_WHAT THIS TASK INVOLVES_:
Give back the full material, exactly as it reads.

[Stored items]
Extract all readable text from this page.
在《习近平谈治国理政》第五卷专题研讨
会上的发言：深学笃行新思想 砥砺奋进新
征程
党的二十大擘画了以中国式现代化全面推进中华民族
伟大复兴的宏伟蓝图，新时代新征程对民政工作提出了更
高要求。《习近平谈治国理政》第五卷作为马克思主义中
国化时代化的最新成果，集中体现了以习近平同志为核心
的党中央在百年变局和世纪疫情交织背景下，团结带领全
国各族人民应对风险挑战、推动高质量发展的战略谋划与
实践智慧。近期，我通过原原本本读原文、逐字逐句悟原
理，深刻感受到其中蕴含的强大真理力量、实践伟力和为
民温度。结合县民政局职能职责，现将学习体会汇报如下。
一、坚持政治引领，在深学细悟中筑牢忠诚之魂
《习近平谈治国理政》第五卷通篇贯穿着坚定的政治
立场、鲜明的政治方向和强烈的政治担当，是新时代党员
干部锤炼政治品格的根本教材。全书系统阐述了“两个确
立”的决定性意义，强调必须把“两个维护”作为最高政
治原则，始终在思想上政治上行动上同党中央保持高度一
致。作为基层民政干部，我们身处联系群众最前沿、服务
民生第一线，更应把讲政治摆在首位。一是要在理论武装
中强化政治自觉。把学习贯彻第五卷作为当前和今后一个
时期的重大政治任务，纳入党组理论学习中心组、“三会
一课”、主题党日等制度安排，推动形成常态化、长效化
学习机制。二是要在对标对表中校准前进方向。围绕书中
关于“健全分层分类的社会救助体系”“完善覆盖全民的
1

_REPLY TO THE TASK_:
Extract all readable text from this page.
在《习近平谈治国理政》第五卷专题研讨
会上的发言：深学笃行新思想 砥砺奋进新
征程
党的二十大擘画了以中国式现代化全面推进中华民族
伟大复兴的宏伟蓝图，新时代新征程对民政工作提出了更
高要求。《习近平谈治国理政》第五卷作为马克思主义中
国化时代化的最新成果，集中体现了以习近平同志为核心
的党中央在百年变局和世纪疫情交织背景下，团结带领全
国各族人民应对风险挑战、推动高质量发展的战略谋划与
实践智慧。近期，我通过原原本本读原文、逐字逐句悟原
理，深刻感受到其中蕴含的强大真理力量、实践伟力和为
民温度。结合县民政局职能职责，现将学习体会汇报如下。
一、坚持政治引领，在深学细悟中筑牢忠诚之魂
《习近平谈治国理政》第五卷通篇贯穿着坚定的政治
立场、鲜明的政治方向和强烈的政治担当，是新时代党员
干部锤炼政治品格的根本教材。全书系统阐述了“两个确
立”的决定性意义，强调必须把“两个维护”作为最高政
治原则，始终在思想上政治上行动上同党中央保持高度一
致。作为基层民政干部，我们身处联系群众最前沿、服务
民生第一线，更应把讲政治摆在首位。一是要在理论武装
中强化政治自觉。把学习贯彻第五卷作为当前和今后一个
时期的重大政治任务，纳入党组理论学习中心组、“三会
一课”、主题党日等制度安排，推动形成常态化、长效化
学习机制。二是要在对标对表中校准前进方向。围绕书中
关于“健全分层分类的社会救助体系”“完善覆盖全民的
1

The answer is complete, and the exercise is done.